_WHAT THE TASK REQUIRES_.
Write out all the material exactly. Leave nothing out.

_AVAILABLE DATA_.
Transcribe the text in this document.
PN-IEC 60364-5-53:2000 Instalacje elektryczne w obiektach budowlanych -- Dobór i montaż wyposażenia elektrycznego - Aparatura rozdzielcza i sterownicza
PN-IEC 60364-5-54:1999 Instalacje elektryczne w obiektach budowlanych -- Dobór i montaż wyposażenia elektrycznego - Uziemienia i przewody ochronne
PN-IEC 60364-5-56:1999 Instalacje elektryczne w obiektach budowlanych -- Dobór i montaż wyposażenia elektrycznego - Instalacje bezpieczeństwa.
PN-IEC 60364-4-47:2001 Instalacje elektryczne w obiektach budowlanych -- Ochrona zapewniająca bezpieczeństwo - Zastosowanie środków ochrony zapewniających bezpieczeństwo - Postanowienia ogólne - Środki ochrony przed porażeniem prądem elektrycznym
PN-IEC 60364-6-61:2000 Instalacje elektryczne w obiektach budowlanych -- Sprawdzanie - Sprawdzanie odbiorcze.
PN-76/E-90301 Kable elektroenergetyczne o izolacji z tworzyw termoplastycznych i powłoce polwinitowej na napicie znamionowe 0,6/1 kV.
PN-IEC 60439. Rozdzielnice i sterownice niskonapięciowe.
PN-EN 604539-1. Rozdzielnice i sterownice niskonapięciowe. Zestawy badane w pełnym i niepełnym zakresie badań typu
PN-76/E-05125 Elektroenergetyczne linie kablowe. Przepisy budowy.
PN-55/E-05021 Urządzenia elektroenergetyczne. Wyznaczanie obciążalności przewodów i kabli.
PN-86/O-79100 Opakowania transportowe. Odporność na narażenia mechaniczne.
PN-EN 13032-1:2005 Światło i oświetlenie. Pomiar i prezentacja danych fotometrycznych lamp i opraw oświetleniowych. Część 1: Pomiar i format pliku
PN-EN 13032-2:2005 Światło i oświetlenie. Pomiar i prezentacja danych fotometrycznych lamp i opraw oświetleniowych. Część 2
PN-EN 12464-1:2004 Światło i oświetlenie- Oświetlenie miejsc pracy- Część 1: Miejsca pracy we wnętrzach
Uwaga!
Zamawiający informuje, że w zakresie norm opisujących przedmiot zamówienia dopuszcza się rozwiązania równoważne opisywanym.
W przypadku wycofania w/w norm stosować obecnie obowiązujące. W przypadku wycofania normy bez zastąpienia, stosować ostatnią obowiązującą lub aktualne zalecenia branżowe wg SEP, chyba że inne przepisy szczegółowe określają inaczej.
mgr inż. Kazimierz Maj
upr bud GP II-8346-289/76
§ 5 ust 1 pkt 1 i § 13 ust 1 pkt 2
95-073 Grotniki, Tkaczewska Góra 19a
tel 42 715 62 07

_THE ANSWER_.
Transcribe the text in this document.
PN-IEC 60364-5-53:2000 Instalacje elektryczne w obiektach budowlanych -- Dobór i montaż wyposażenia elektrycznego - Aparatura rozdzielcza i sterownicza
PN-IEC 60364-5-54:1999 Instalacje elektryczne w obiektach budowlanych -- Dobór i montaż wyposażenia elektrycznego - Uziemienia i przewody ochronne
PN-IEC 60364-5-56:1999 Instalacje elektryczne w obiektach budowlanych -- Dobór i montaż wyposażenia elektrycznego - Instalacje bezpieczeństwa.
PN-IEC 60364-4-47:2001 Instalacje elektryczne w obiektach budowlanych -- Ochrona zapewniająca bezpieczeństwo - Zastosowanie środków ochrony zapewniających bezpieczeństwo - Postanowienia ogólne - Środki ochrony przed porażeniem prądem elektrycznym
PN-IEC 60364-6-61:2000 Instalacje elektryczne w obiektach budowlanych -- Sprawdzanie - Sprawdzanie odbiorcze.
PN-76/E-90301 Kable elektroenergetyczne o izolacji z tworzyw termoplastycznych i powłoce polwinitowej na napicie znamionowe 0,6/1 kV.
PN-IEC 60439. Rozdzielnice i sterownice niskonapięciowe.
PN-EN 604539-1. Rozdzielnice i sterownice niskonapięciowe. Zestawy badane w pełnym i niepełnym zakresie badań typu
PN-76/E-05125 Elektroenergetyczne linie kablowe. Przepisy budowy.
PN-55/E-05021 Urządzenia elektroenergetyczne. Wyznaczanie obciążalności przewodów i kabli.
PN-86/O-79100 Opakowania transportowe. Odporność na narażenia mechaniczne.
PN-EN 13032-1:2005 Światło i oświetlenie. Pomiar i prezentacja danych fotometrycznych lamp i opraw oświetleniowych. Część 1: Pomiar i format pliku
PN-EN 13032-2:2005 Światło i oświetlenie. Pomiar i prezentacja danych fotometrycznych lamp i opraw oświetleniowych. Część 2
PN-EN 12464-1:2004 Światło i oświetlenie- Oświetlenie miejsc pracy- Część 1: Miejsca pracy we wnętrzach
Uwaga!
Zamawiający informuje, że w zakresie norm opisujących przedmiot zamówienia dopuszcza się rozwiązania równoważne opisywanym.
W przypadku wycofania w/w norm stosować obecnie obowiązujące. W przypadku wycofania normy bez zastąpienia, stosować ostatnią obowiązującą lub aktualne zalecenia branżowe wg SEP, chyba że inne przepisy szczegółowe określają inaczej.
mgr inż. Kazimierz Maj
upr bud GP II-8346-289/76
§ 5 ust 1 pkt 1 i § 13 ust 1 pkt 2
95-073 Grotniki, Tkaczewska Góra 19a
tel 42 715 62 07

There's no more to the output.